● STATED TASK A:
In the text on worrying thoughts, what does the writer say has not changed?

● TEXT:
So what is happening and what does it mean in terms of my practice if I can no longer feel these deep shifts in my state of being?

I’m not sure I have the answer yet, but ultimately, I think it is a good thing that my nervous system isn’t so desperate to feel calm. It’s not that I never rush or make myself late – sometimes I do, but it’s not the norm anymore as it was for so many years. Thankfully, that level of cortisol pumping through me on a regular basis is just not there. What hasn’t changed is my worrying mind. The stress of my thoughts has yet to make such a dramatic shift. I am embracing that this is where my next level of “work” lies and it is actually exciting to recognize.

I started making progress last week when I saw how much I was “adding on” to whatever thoughts arose and how I can so easily make a story out of something that isn’t factually true. I started catching it and saying, “stop believing the story that you just created, Jean.” I’ve been trying to state facts instead and letting go of the rest. It’s not easy and it doesn’t seem to let up, but it feels more empowering than worrying. And of course, a loving voice helps – to bring compassion to the fear.

● LISTED RECORDS:
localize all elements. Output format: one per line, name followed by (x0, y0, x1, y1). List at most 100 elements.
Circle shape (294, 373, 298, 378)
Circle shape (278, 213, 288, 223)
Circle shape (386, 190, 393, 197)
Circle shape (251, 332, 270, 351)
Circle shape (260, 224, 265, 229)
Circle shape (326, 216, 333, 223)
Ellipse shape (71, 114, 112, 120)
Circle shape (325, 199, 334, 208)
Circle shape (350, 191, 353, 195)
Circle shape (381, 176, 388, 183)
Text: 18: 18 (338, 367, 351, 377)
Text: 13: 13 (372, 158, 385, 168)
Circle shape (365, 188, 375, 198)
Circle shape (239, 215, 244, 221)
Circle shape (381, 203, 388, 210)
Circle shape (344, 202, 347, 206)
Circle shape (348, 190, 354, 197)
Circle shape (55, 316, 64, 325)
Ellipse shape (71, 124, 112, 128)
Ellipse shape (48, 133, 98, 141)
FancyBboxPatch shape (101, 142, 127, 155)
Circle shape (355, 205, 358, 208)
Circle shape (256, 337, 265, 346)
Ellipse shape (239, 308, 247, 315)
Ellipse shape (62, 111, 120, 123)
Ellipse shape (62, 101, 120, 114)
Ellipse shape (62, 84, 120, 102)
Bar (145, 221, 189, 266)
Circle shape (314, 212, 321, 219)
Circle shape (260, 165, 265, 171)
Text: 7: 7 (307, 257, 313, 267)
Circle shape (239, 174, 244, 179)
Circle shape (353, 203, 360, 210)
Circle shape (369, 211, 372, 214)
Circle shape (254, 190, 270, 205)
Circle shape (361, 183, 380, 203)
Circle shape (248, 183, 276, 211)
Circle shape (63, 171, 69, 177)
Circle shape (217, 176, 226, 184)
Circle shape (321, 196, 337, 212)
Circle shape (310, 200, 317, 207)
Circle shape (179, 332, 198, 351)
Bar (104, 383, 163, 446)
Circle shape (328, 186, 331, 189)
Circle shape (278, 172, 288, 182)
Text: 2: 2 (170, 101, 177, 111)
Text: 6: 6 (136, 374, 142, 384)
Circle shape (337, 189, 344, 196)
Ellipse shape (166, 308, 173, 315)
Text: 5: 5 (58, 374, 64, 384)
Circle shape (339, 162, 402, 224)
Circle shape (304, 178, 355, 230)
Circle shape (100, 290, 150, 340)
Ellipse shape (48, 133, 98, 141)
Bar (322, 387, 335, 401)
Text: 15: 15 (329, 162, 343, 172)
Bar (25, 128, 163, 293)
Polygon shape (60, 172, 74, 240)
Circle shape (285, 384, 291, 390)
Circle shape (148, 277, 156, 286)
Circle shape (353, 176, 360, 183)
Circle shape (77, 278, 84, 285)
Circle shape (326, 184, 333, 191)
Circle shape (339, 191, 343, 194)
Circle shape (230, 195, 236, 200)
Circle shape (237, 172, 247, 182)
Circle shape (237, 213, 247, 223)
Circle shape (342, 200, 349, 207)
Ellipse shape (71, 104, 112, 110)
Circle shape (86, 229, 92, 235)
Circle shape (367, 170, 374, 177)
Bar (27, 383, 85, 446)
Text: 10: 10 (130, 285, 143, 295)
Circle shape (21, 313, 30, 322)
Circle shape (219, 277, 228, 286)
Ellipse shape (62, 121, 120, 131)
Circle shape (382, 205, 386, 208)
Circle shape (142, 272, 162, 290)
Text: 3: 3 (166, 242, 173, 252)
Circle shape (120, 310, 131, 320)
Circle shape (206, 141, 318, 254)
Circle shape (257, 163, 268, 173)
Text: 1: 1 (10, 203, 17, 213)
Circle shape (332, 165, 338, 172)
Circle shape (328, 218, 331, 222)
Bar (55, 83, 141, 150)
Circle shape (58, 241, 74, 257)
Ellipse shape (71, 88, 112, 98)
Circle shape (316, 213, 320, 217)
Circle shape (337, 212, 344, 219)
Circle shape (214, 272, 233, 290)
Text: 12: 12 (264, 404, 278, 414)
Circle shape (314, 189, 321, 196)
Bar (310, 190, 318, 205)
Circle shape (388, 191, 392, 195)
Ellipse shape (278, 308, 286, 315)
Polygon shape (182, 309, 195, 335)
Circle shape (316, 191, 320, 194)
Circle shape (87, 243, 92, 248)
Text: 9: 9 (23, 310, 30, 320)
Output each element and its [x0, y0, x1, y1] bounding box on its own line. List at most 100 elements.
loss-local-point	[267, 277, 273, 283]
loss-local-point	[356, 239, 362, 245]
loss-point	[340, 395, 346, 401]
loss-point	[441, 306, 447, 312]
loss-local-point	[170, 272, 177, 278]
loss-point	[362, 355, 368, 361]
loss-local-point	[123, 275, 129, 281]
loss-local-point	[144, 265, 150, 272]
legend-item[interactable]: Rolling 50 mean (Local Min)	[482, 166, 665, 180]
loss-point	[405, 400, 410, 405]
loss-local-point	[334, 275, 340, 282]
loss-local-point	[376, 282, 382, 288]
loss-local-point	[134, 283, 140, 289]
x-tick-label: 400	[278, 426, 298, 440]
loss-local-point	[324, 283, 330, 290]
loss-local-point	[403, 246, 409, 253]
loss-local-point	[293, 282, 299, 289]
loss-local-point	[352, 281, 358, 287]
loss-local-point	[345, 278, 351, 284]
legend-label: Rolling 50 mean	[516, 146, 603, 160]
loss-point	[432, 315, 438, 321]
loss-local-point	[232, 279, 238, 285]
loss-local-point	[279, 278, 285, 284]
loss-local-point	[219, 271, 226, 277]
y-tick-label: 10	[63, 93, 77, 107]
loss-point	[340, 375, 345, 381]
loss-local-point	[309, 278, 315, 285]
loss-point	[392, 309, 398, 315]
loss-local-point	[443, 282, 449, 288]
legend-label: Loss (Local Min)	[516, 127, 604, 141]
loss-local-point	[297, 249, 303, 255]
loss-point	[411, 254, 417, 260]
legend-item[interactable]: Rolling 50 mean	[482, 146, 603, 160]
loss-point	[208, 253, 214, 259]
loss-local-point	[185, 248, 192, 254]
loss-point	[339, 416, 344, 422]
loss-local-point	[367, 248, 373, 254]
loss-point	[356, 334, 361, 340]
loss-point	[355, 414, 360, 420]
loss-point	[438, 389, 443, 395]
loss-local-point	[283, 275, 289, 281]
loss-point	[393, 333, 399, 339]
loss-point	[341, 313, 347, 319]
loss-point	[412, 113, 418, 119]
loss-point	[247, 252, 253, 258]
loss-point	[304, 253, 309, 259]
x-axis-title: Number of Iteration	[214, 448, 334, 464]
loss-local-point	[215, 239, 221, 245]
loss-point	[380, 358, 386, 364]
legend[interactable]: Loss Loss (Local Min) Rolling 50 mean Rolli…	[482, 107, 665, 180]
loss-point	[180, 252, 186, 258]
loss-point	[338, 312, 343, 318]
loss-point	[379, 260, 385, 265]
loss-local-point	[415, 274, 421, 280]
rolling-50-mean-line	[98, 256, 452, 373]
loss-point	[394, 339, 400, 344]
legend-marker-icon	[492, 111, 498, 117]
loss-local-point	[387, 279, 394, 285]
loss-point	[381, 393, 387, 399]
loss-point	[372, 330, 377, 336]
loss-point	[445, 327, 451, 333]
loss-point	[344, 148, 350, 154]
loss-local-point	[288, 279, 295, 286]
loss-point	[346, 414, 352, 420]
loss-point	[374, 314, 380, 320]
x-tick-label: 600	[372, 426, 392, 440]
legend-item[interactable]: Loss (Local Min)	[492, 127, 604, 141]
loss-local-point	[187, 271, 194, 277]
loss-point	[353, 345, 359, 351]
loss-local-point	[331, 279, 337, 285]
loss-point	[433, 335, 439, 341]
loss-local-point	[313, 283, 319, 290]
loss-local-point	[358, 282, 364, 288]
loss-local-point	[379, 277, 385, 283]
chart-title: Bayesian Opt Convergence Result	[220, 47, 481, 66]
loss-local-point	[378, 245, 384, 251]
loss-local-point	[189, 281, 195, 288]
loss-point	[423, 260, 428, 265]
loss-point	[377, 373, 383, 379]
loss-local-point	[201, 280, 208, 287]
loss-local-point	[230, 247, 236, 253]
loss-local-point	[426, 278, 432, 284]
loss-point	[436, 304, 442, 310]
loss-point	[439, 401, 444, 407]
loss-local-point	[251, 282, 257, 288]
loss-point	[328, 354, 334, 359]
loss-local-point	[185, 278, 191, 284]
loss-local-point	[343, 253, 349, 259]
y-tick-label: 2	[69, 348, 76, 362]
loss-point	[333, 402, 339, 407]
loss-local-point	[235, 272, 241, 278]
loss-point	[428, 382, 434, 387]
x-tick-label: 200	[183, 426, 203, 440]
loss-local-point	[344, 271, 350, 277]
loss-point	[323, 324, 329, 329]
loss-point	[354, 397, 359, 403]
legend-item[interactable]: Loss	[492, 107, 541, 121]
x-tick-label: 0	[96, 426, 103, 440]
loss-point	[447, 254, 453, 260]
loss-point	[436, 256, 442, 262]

● STATED TASK B:
Please copy the rows word for word, starting at the first row and ending at the row that contains "Circle shape (251, 332, 270, 351)", including both.

● WRITTEN RESPONSE A:
The writer's worrying mind.

● WRITTEN RESPONSE B:
localize all elements. Output format: one per line, name followed by (x0, y0, x1, y1). List at most 100 elements.
Circle shape (294, 373, 298, 378)
Circle shape (278, 213, 288, 223)
Circle shape (386, 190, 393, 197)
Circle shape (251, 332, 270, 351)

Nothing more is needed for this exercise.